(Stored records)
##############################
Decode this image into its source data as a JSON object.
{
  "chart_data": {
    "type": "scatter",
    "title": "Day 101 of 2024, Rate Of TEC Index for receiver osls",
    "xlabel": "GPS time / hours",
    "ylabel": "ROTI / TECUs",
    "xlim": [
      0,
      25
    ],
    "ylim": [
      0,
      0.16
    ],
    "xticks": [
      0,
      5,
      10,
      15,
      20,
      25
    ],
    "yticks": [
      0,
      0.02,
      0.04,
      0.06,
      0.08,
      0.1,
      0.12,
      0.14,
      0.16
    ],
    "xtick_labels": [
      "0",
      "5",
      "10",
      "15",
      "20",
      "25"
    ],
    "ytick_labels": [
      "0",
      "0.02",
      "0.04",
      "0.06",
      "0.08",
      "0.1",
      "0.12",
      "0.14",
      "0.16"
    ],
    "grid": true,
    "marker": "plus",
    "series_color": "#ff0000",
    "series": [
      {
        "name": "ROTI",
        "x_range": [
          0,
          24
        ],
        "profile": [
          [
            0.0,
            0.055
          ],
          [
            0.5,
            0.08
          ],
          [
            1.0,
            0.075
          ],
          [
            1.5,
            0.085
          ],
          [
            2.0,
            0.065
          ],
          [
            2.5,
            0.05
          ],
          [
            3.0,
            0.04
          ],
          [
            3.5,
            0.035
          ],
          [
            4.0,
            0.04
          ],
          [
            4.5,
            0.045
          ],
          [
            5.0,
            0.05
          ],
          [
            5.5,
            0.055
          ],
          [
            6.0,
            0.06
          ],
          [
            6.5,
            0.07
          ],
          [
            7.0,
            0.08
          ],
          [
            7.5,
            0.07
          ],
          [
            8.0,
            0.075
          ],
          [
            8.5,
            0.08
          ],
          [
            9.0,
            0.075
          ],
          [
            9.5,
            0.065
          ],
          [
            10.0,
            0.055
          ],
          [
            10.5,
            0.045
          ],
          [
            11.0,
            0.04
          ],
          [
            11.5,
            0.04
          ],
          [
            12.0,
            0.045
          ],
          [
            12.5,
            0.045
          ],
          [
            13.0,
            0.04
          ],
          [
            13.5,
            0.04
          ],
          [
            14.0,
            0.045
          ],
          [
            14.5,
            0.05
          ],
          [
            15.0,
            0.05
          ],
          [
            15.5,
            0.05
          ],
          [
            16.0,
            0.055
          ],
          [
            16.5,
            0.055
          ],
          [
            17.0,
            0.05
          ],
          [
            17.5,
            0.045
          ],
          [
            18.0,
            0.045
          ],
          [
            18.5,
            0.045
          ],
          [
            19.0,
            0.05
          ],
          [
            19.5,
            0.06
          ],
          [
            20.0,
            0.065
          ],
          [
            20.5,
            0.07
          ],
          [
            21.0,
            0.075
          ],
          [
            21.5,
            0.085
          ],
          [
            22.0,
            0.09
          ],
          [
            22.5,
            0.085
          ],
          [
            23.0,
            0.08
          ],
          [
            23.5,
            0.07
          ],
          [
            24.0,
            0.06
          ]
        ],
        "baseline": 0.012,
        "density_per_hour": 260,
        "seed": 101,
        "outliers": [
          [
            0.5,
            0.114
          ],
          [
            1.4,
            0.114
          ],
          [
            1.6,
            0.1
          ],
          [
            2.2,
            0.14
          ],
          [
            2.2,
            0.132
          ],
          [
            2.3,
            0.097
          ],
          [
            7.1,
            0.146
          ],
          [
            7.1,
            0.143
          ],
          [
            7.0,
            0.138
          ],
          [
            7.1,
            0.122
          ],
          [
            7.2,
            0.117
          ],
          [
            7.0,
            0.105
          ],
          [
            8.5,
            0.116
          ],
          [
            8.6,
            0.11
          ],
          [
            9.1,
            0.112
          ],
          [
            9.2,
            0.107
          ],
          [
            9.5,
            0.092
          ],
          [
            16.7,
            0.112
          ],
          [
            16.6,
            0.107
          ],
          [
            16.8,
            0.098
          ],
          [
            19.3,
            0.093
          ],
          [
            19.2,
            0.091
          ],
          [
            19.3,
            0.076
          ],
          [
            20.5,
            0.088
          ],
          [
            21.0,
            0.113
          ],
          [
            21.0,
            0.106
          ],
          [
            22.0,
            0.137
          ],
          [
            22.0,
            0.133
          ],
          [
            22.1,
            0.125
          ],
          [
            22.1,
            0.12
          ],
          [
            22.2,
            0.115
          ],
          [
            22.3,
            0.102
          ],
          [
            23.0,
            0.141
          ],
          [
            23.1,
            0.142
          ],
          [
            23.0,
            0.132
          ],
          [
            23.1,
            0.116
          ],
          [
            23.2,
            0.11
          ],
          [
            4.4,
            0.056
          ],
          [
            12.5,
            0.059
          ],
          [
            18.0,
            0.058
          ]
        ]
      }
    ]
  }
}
##############################
- Problem to solve:
Type out the material again exactly as presented.

- Reply to the exercise:
Decode this image into its source data as a JSON object.
{
  "chart_data": {
    "type": "scatter",
    "title": "Day 101 of 2024, Rate Of TEC Index for receiver osls",
    "xlabel": "GPS time / hours",
    "ylabel": "ROTI / TECUs",
    "xlim": [
      0,
      25
    ],
    "ylim": [
      0,
      0.16
    ],
    "xticks": [
      0,
      5,
      10,
      15,
      20,
      25
    ],
    "yticks": [
      0,
      0.02,
      0.04,
      0.06,
      0.08,
      0.1,
      0.12,
      0.14,
      0.16
    ],
    "xtick_labels": [
      "0",
      "5",
      "10",
      "15",
      "20",
      "25"
    ],
    "ytick_labels": [
      "0",
      "0.02",
      "0.04",
      "0.06",
      "0.08",
      "0.1",
      "0.12",
      "0.14",
      "0.16"
    ],
    "grid": true,
    "marker": "plus",
    "series_color": "#ff0000",
    "series": [
      {
        "name": "ROTI",
        "x_range": [
          0,
          24
        ],
        "profile": [
          [
            0.0,
            0.055
          ],
          [
            0.5,
            0.08
          ],
          [
            1.0,
            0.075
          ],
          [
            1.5,
            0.085
          ],
          [
            2.0,
            0.065
          ],
          [
            2.5,
            0.05
          ],
          [
            3.0,
            0.04
          ],
          [
            3.5,
            0.035
          ],
          [
            4.0,
            0.04
          ],
          [
            4.5,
            0.045
          ],
          [
            5.0,
            0.05
          ],
          [
            5.5,
            0.055
          ],
          [
            6.0,
            0.06
          ],
          [
            6.5,
            0.07
          ],
          [
            7.0,
            0.08
          ],
          [
            7.5,
            0.07
          ],
          [
            8.0,
            0.075
          ],
          [
            8.5,
            0.08
          ],
          [
            9.0,
            0.075
          ],
          [
            9.5,
            0.065
          ],
          [
            10.0,
            0.055
          ],
          [
            10.5,
            0.045
          ],
          [
            11.0,
            0.04
          ],
          [
            11.5,
            0.04
          ],
          [
            12.0,
            0.045
          ],
          [
            12.5,
            0.045
          ],
          [
            13.0,
            0.04
          ],
          [
            13.5,
            0.04
          ],
          [
            14.0,
            0.045
          ],
          [
            14.5,
            0.05
          ],
          [
            15.0,
            0.05
          ],
          [
            15.5,
            0.05
          ],
          [
            16.0,
            0.055
          ],
          [
            16.5,
            0.055
          ],
          [
            17.0,
            0.05
          ],
          [
            17.5,
            0.045
          ],
          [
            18.0,
            0.045
          ],
          [
            18.5,
            0.045
          ],
          [
            19.0,
            0.05
          ],
          [
            19.5,
            0.06
          ],
          [
            20.0,
            0.065
          ],
          [
            20.5,
            0.07
          ],
          [
            21.0,
            0.075
          ],
          [
            21.5,
            0.085
          ],
          [
            22.0,
            0.09
          ],
          [
            22.5,
            0.085
          ],
          [
            23.0,
            0.08
          ],
          [
            23.5,
            0.07
          ],
          [
            24.0,
            0.06
          ]
        ],
        "baseline": 0.012,
        "density_per_hour": 260,
        "seed": 101,
        "outliers": [
          [
            0.5,
            0.114
          ],
          [
            1.4,
            0.114
          ],
          [
            1.6,
            0.1
          ],
          [
            2.2,
            0.14
          ],
          [
            2.2,
            0.132
          ],
          [
            2.3,
            0.097
          ],
          [
            7.1,
            0.146
          ],
          [
            7.1,
            0.143
          ],
          [
            7.0,
            0.138
          ],
          [
            7.1,
            0.122
          ],
          [
            7.2,
            0.117
          ],
          [
            7.0,
            0.105
          ],
          [
            8.5,
            0.116
          ],
          [
            8.6,
            0.11
          ],
          [
            9.1,
            0.112
          ],
          [
            9.2,
            0.107
          ],
          [
            9.5,
            0.092
          ],
          [
            16.7,
            0.112
          ],
          [
            16.6,
            0.107
          ],
          [
            16.8,
            0.098
          ],
          [
            19.3,
            0.093
          ],
          [
            19.2,
            0.091
          ],
          [
            19.3,
            0.076
          ],
          [
            20.5,
            0.088
          ],
          [
            21.0,
            0.113
          ],
          [
            21.0,
            0.106
          ],
          [
            22.0,
            0.137
          ],
          [
            22.0,
            0.133
          ],
          [
            22.1,
            0.125
          ],
          [
            22.1,
            0.12
          ],
          [
            22.2,
            0.115
          ],
          [
            22.3,
            0.102
          ],
          [
            23.0,
            0.141
          ],
          [
            23.1,
            0.142
          ],
          [
            23.0,
            0.132
          ],
          [
            23.1,
            0.116
          ],
          [
            23.2,
            0.11
          ],
          [
            4.4,
            0.056
          ],
          [
            12.5,
            0.059
          ],
          [
            18.0,
            0.058
          ]
        ]
      }
    ]
  }
}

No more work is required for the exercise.